>>>>>

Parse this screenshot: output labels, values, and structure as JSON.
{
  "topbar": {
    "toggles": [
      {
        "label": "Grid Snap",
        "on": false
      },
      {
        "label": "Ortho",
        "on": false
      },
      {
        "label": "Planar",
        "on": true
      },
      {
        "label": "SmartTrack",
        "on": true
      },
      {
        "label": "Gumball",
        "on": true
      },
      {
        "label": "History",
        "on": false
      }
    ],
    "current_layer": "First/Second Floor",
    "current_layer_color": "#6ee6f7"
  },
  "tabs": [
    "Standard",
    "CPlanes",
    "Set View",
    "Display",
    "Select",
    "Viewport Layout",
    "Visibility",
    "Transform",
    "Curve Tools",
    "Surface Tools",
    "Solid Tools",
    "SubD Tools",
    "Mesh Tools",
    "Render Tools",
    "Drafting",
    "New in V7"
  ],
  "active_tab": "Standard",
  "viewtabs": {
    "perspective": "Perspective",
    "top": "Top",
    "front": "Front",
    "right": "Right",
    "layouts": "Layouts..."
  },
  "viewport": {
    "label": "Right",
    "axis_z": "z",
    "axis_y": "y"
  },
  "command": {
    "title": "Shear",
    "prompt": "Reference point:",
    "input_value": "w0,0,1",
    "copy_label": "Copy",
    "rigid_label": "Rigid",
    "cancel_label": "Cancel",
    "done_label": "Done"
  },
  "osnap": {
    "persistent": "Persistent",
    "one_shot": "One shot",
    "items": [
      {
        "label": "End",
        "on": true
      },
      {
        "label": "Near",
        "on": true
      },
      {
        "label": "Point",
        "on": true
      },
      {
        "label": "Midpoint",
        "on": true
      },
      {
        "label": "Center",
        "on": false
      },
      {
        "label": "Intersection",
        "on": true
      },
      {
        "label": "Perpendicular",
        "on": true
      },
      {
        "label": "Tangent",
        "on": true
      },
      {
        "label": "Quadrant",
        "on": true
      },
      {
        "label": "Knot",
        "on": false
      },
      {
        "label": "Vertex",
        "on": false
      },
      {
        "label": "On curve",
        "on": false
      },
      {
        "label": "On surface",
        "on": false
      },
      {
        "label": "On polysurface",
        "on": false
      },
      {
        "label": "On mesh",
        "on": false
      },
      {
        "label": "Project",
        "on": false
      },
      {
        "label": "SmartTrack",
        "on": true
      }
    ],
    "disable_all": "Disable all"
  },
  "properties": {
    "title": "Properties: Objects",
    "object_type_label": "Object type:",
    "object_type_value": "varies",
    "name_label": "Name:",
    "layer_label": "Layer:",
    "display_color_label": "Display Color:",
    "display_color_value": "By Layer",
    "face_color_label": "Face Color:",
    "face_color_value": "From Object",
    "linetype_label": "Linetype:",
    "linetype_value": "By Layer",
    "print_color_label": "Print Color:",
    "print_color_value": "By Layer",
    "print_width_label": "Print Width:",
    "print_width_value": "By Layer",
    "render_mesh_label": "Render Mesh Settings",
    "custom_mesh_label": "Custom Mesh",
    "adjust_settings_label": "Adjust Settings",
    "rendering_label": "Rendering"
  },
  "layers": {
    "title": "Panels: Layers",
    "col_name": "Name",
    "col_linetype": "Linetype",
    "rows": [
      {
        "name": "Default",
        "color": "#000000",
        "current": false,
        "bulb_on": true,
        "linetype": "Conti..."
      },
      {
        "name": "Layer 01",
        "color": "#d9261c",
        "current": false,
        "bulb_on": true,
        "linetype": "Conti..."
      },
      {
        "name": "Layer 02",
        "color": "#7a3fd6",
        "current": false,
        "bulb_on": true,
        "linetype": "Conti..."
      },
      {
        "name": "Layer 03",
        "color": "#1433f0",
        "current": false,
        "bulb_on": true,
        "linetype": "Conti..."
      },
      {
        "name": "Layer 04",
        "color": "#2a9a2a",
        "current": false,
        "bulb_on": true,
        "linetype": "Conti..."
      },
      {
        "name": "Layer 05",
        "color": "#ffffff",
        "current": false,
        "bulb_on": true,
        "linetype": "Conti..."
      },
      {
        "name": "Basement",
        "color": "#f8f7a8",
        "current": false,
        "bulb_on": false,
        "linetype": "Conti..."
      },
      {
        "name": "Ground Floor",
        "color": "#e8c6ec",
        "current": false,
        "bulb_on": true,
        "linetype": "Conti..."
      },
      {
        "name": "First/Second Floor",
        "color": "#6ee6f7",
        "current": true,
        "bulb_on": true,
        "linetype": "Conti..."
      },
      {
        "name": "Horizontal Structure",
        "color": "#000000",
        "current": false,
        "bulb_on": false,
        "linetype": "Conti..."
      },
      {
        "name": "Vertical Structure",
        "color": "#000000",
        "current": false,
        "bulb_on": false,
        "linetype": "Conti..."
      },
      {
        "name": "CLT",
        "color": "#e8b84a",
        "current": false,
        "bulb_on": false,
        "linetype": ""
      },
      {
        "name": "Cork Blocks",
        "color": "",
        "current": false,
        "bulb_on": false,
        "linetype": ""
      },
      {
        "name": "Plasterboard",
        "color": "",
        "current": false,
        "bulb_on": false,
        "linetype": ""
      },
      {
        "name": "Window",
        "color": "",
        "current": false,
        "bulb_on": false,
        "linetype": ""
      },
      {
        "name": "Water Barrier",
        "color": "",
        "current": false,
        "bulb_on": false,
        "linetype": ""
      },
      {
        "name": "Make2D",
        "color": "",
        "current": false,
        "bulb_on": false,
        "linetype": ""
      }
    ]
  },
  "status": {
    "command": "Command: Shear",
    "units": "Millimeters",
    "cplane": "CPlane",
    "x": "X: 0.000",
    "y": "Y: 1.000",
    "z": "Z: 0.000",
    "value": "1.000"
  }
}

<<<<<

REQUIREMENTS – Nothing in the data may differ; print all of it exactly as written.

TASK OUTPUT –
Parse this screenshot: output labels, values, and structure as JSON.
{
  "topbar": {
    "toggles": [
      {
        "label": "Grid Snap",
        "on": false
      },
      {
        "label": "Ortho",
        "on": false
      },
      {
        "label": "Planar",
        "on": true
      },
      {
        "label": "SmartTrack",
        "on": true
      },
      {
        "label": "Gumball",
        "on": true
      },
      {
        "label": "History",
        "on": false
      }
    ],
    "current_layer": "First/Second Floor",
    "current_layer_color": "#6ee6f7"
  },
  "tabs": [
    "Standard",
    "CPlanes",
    "Set View",
    "Display",
    "Select",
    "Viewport Layout",
    "Visibility",
    "Transform",
    "Curve Tools",
    "Surface Tools",
    "Solid Tools",
    "SubD Tools",
    "Mesh Tools",
    "Render Tools",
    "Drafting",
    "New in V7"
  ],
  "active_tab": "Standard",
  "viewtabs": {
    "perspective": "Perspective",
    "top": "Top",
    "front": "Front",
    "right": "Right",
    "layouts": "Layouts..."
  },
  "viewport": {
    "label": "Right",
    "axis_z": "z",
    "axis_y": "y"
  },
  "command": {
    "title": "Shear",
    "prompt": "Reference point:",
    "input_value": "w0,0,1",
    "copy_label": "Copy",
    "rigid_label": "Rigid",
    "cancel_label": "Cancel",
    "done_label": "Done"
  },
  "osnap": {
    "persistent": "Persistent",
    "one_shot": "One shot",
    "items": [
      {
        "label": "End",
        "on": true
      },
      {
        "label": "Near",
        "on": true
      },
      {
        "label": "Point",
        "on": true
      },
      {
        "label": "Midpoint",
        "on": true
      },
      {
        "label": "Center",
        "on": false
      },
      {
        "label": "Intersection",
        "on": true
      },
      {
        "label": "Perpendicular",
        "on": true
      },
      {
        "label": "Tangent",
        "on": true
      },
      {
        "label": "Quadrant",
        "on": true
      },
      {
        "label": "Knot",
        "on": false
      },
      {
        "label": "Vertex",
        "on": false
      },
      {
        "label": "On curve",
        "on": false
      },
      {
        "label": "On surface",
        "on": false
      },
      {
        "label": "On polysurface",
        "on": false
      },
      {
        "label": "On mesh",
        "on": false
      },
      {
        "label": "Project",
        "on": false
      },
      {
        "label": "SmartTrack",
        "on": true
      }
    ],
    "disable_all": "Disable all"
  },
  "properties": {
    "title": "Properties: Objects",
    "object_type_label": "Object type:",
    "object_type_value": "varies",
    "name_label": "Name:",
    "layer_label": "Layer:",
    "display_color_label": "Display Color:",
    "display_color_value": "By Layer",
    "face_color_label": "Face Color:",
    "face_color_value": "From Object",
    "linetype_label": "Linetype:",
    "linetype_value": "By Layer",
    "print_color_label": "Print Color:",
    "print_color_value": "By Layer",
    "print_width_label": "Print Width:",
    "print_width_value": "By Layer",
    "render_mesh_label": "Render Mesh Settings",
    "custom_mesh_label": "Custom Mesh",
    "adjust_settings_label": "Adjust Settings",
    "rendering_label": "Rendering"
  },
  "layers": {
    "title": "Panels: Layers",
    "col_name": "Name",
    "col_linetype": "Linetype",
    "rows": [
      {
        "name": "Default",
        "color": "#000000",
        "current": false,
        "bulb_on": true,
        "linetype": "Conti..."
      },
      {
        "name": "Layer 01",
        "color": "#d9261c",
        "current": false,
        "bulb_on": true,
        "linetype": "Conti..."
      },
      {
        "name": "Layer 02",
        "color": "#7a3fd6",
        "current": false,
        "bulb_on": true,
        "linetype": "Conti..."
      },
      {
        "name": "Layer 03",
        "color": "#1433f0",
        "current": false,
        "bulb_on": true,
        "linetype": "Conti..."
      },
      {
        "name": "Layer 04",
        "color": "#2a9a2a",
        "current": false,
        "bulb_on": true,
        "linetype": "Conti..."
      },
      {
        "name": "Layer 05",
        "color": "#ffffff",
        "current": false,
        "bulb_on": true,
        "linetype": "Conti..."
      },
      {
        "name": "Basement",
        "color": "#f8f7a8",
        "current": false,
        "bulb_on": false,
        "linetype": "Conti..."
      },
      {
        "name": "Ground Floor",
        "color": "#e8c6ec",
        "current": false,
        "bulb_on": true,
        "linetype": "Conti..."
      },
      {
        "name": "First/Second Floor",
        "color": "#6ee6f7",
        "current": true,
        "bulb_on": true,
        "linetype": "Conti..."
      },
      {
        "name": "Horizontal Structure",
        "color": "#000000",
        "current": false,
        "bulb_on": false,
        "linetype": "Conti..."
      },
      {
        "name": "Vertical Structure",
        "color": "#000000",
        "current": false,
        "bulb_on": false,
        "linetype": "Conti..."
      },
      {
        "name": "CLT",
        "color": "#e8b84a",
        "current": false,
        "bulb_on": false,
        "linetype": ""
      },
      {
        "name": "Cork Blocks",
        "color": "",
        "current": false,
        "bulb_on": false,
        "linetype": ""
      },
      {
        "name": "Plasterboard",
        "color": "",
        "current": false,
        "bulb_on": false,
        "linetype": ""
      },
      {
        "name": "Window",
        "color": "",
        "current": false,
        "bulb_on": false,
        "linetype": ""
      },
      {
        "name": "Water Barrier",
        "color": "",
        "current": false,
        "bulb_on": false,
        "linetype": ""
      },
      {
        "name": "Make2D",
        "color": "",
        "current": false,
        "bulb_on": false,
        "linetype": ""
      }
    ]
  },
  "status": {
    "command": "Command: Shear",
    "units": "Millimeters",
    "cplane": "CPlane",
    "x": "X: 0.000",
    "y": "Y: 1.000",
    "z": "Z: 0.000",
    "value": "1.000"
  }
}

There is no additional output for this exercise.